====== Data for this exercise
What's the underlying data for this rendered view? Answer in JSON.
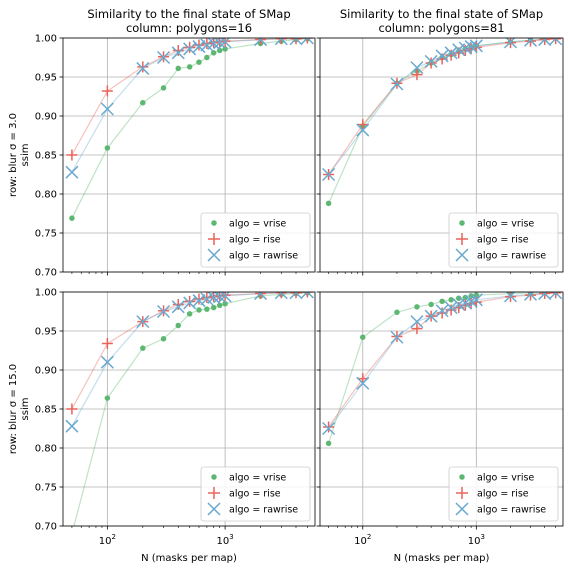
{
  "colors": {
    "vrise": "#5cb870",
    "rise": "#e8645a",
    "rawrise": "#6aa9cf",
    "grid": "#b0b0b0"
  },
  "xlabel": "N (masks per map)",
  "ylabel": "ssim",
  "legend": [
    {
      "label": "algo = vrise",
      "key": "vrise",
      "marker": "circle"
    },
    {
      "label": "algo = rise",
      "key": "rise",
      "marker": "plus"
    },
    {
      "label": "algo = rawrise",
      "key": "rawrise",
      "marker": "x"
    }
  ],
  "chart_data": [
    {
      "type": "line",
      "title": [
        "Similarity to the final state of SMap",
        "column: polygons=16"
      ],
      "row_label": "row: blur σ = 3.0",
      "x_scale": "log",
      "xlim": [
        42,
        5800
      ],
      "ylim": [
        0.7,
        1.0
      ],
      "x_ticks": [
        {
          "v": 100,
          "base": "10",
          "exp": "2"
        },
        {
          "v": 1000,
          "base": "10",
          "exp": "3"
        }
      ],
      "y_ticks": [
        "0.70",
        "0.75",
        "0.80",
        "0.85",
        "0.90",
        "0.95",
        "1.00"
      ],
      "show_xticklabels": false,
      "show_yticklabels": true,
      "legend_placement": "lower right",
      "grid": true,
      "x": [
        50,
        100,
        200,
        300,
        400,
        500,
        600,
        700,
        800,
        900,
        1000,
        2000,
        3000,
        4000,
        5000
      ],
      "series": [
        {
          "name": "algo = vrise",
          "key": "vrise",
          "values": [
            0.769,
            0.859,
            0.917,
            0.936,
            0.961,
            0.963,
            0.969,
            0.975,
            0.981,
            0.984,
            0.986,
            0.993,
            0.996,
            0.998,
            0.999
          ]
        },
        {
          "name": "algo = rise",
          "key": "rise",
          "values": [
            0.85,
            0.932,
            0.963,
            0.976,
            0.984,
            0.988,
            0.991,
            0.993,
            0.994,
            0.995,
            0.996,
            0.998,
            0.999,
            0.999,
            1.0
          ]
        },
        {
          "name": "algo = rawrise",
          "key": "rawrise",
          "values": [
            0.828,
            0.909,
            0.961,
            0.975,
            0.981,
            0.986,
            0.989,
            0.991,
            0.993,
            0.994,
            0.995,
            0.998,
            0.999,
            0.999,
            1.0
          ]
        }
      ]
    },
    {
      "type": "line",
      "title": [
        "Similarity to the final state of SMap",
        "column: polygons=81"
      ],
      "row_label": "",
      "x_scale": "log",
      "xlim": [
        42,
        5800
      ],
      "ylim": [
        0.7,
        1.0
      ],
      "x_ticks": [
        {
          "v": 100,
          "base": "10",
          "exp": "2"
        },
        {
          "v": 1000,
          "base": "10",
          "exp": "3"
        }
      ],
      "y_ticks": [
        "0.70",
        "0.75",
        "0.80",
        "0.85",
        "0.90",
        "0.95",
        "1.00"
      ],
      "show_xticklabels": false,
      "show_yticklabels": false,
      "legend_placement": "lower right",
      "grid": true,
      "x": [
        50,
        100,
        200,
        300,
        400,
        500,
        600,
        700,
        800,
        900,
        1000,
        2000,
        3000,
        4000,
        5000
      ],
      "series": [
        {
          "name": "algo = vrise",
          "key": "vrise",
          "values": [
            0.788,
            0.887,
            0.942,
            0.958,
            0.968,
            0.975,
            0.979,
            0.983,
            0.986,
            0.988,
            0.99,
            0.995,
            0.997,
            0.999,
            1.0
          ]
        },
        {
          "name": "algo = rise",
          "key": "rise",
          "values": [
            0.825,
            0.889,
            0.942,
            0.953,
            0.968,
            0.973,
            0.978,
            0.981,
            0.984,
            0.986,
            0.988,
            0.994,
            0.996,
            0.998,
            0.999
          ]
        },
        {
          "name": "algo = rawrise",
          "key": "rawrise",
          "values": [
            0.825,
            0.882,
            0.941,
            0.962,
            0.97,
            0.977,
            0.981,
            0.985,
            0.987,
            0.989,
            0.99,
            0.995,
            0.997,
            0.998,
            0.999
          ]
        }
      ]
    },
    {
      "type": "line",
      "title": [],
      "row_label": "row: blur σ = 15.0",
      "x_scale": "log",
      "xlim": [
        42,
        5800
      ],
      "ylim": [
        0.7,
        1.0
      ],
      "x_ticks": [
        {
          "v": 100,
          "base": "10",
          "exp": "2"
        },
        {
          "v": 1000,
          "base": "10",
          "exp": "3"
        }
      ],
      "y_ticks": [
        "0.70",
        "0.75",
        "0.80",
        "0.85",
        "0.90",
        "0.95",
        "1.00"
      ],
      "show_xticklabels": true,
      "show_yticklabels": true,
      "legend_placement": "lower right",
      "grid": true,
      "x": [
        50,
        100,
        200,
        300,
        400,
        500,
        600,
        700,
        800,
        900,
        1000,
        2000,
        3000,
        4000,
        5000
      ],
      "series": [
        {
          "name": "algo = vrise",
          "key": "vrise",
          "values": [
            0.69,
            0.864,
            0.928,
            0.94,
            0.957,
            0.972,
            0.977,
            0.978,
            0.98,
            0.983,
            0.985,
            0.995,
            0.997,
            0.998,
            0.999
          ]
        },
        {
          "name": "algo = rise",
          "key": "rise",
          "values": [
            0.85,
            0.934,
            0.962,
            0.976,
            0.984,
            0.988,
            0.991,
            0.993,
            0.994,
            0.995,
            0.996,
            0.998,
            0.999,
            0.999,
            1.0
          ]
        },
        {
          "name": "algo = rawrise",
          "key": "rawrise",
          "values": [
            0.828,
            0.91,
            0.962,
            0.975,
            0.981,
            0.986,
            0.989,
            0.991,
            0.993,
            0.994,
            0.995,
            0.998,
            0.999,
            0.999,
            1.0
          ]
        }
      ]
    },
    {
      "type": "line",
      "title": [],
      "row_label": "",
      "x_scale": "log",
      "xlim": [
        42,
        5800
      ],
      "ylim": [
        0.7,
        1.0
      ],
      "x_ticks": [
        {
          "v": 100,
          "base": "10",
          "exp": "2"
        },
        {
          "v": 1000,
          "base": "10",
          "exp": "3"
        }
      ],
      "y_ticks": [
        "0.70",
        "0.75",
        "0.80",
        "0.85",
        "0.90",
        "0.95",
        "1.00"
      ],
      "show_xticklabels": true,
      "show_yticklabels": false,
      "legend_placement": "lower right",
      "grid": true,
      "x": [
        50,
        100,
        200,
        300,
        400,
        500,
        600,
        700,
        800,
        900,
        1000,
        2000,
        3000,
        4000,
        5000
      ],
      "series": [
        {
          "name": "algo = vrise",
          "key": "vrise",
          "values": [
            0.806,
            0.942,
            0.974,
            0.981,
            0.984,
            0.988,
            0.99,
            0.992,
            0.993,
            0.995,
            0.996,
            0.998,
            0.999,
            0.999,
            1.0
          ]
        },
        {
          "name": "algo = rise",
          "key": "rise",
          "values": [
            0.827,
            0.889,
            0.943,
            0.953,
            0.969,
            0.973,
            0.977,
            0.98,
            0.983,
            0.985,
            0.987,
            0.994,
            0.996,
            0.998,
            0.999
          ]
        },
        {
          "name": "algo = rawrise",
          "key": "rawrise",
          "values": [
            0.825,
            0.883,
            0.942,
            0.962,
            0.969,
            0.976,
            0.98,
            0.984,
            0.986,
            0.988,
            0.99,
            0.995,
            0.997,
            0.998,
            0.999
          ]
        }
      ]
    }
  ]
}
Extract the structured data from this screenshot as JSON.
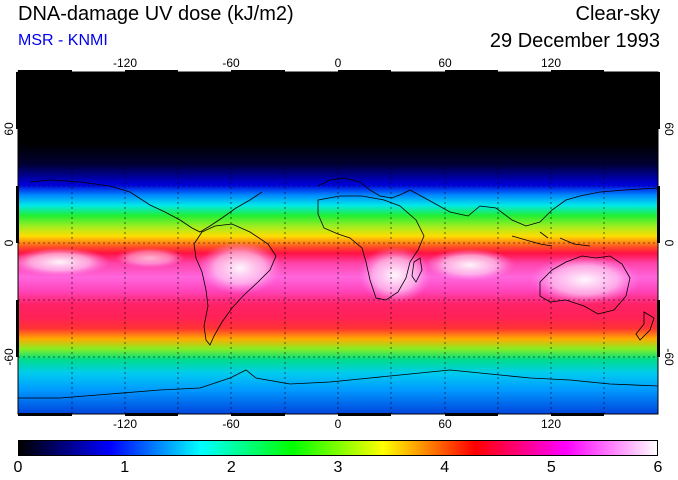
{
  "title": "DNA-damage UV dose (kJ/m2)",
  "subtitle": "MSR - KNMI",
  "subtitle_color": "#0000ee",
  "condition": "Clear-sky",
  "date": "29 December 1993",
  "map": {
    "lon_range": [
      -180,
      180
    ],
    "lat_range": [
      -90,
      90
    ],
    "lon_ticks": [
      "-120",
      "-60",
      "0",
      "60",
      "120"
    ],
    "lat_ticks_left": [
      "60",
      "0",
      "-60"
    ],
    "lat_ticks_right": [
      "60",
      "0",
      "-60"
    ]
  },
  "colorbar": {
    "min": 0,
    "max": 6,
    "ticks": [
      "0",
      "1",
      "2",
      "3",
      "4",
      "5",
      "6"
    ],
    "colors": [
      "#000000",
      "#0000ff",
      "#00ffff",
      "#00ff00",
      "#ffff00",
      "#ff0000",
      "#ff00ff",
      "#ffffff"
    ]
  }
}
============
**Written problem**
Repeat exactly the lines in the entries from the one containing "Extract the structured" to the final line, inclusive, and nothing beyond them; skip pictures.

**Answer to the task**
Extract the structured data from this screenshot as JSON.
{
  "title": "DNA-damage UV dose (kJ/m2)",
  "subtitle": "MSR - KNMI",
  "subtitle_color": "#0000ee",
  "condition": "Clear-sky",
  "date": "29 December 1993",
  "map": {
    "lon_range": [
      -180,
      180
    ],
    "lat_range": [
      -90,
      90
    ],
    "lon_ticks": [
      "-120",
      "-60",
      "0",
      "60",
      "120"
    ],
    "lat_ticks_left": [
      "60",
      "0",
      "-60"
    ],
    "lat_ticks_right": [
      "60",
      "0",
      "-60"
    ]
  },
  "colorbar": {
    "min": 0,
    "max": 6,
    "ticks": [
      "0",
      "1",
      "2",
      "3",
      "4",
      "5",
      "6"
    ],
    "colors": [
      "#000000",
      "#0000ff",
      "#00ffff",
      "#00ff00",
      "#ffff00",
      "#ff0000",
      "#ff00ff",
      "#ffffff"
    ]
  }
}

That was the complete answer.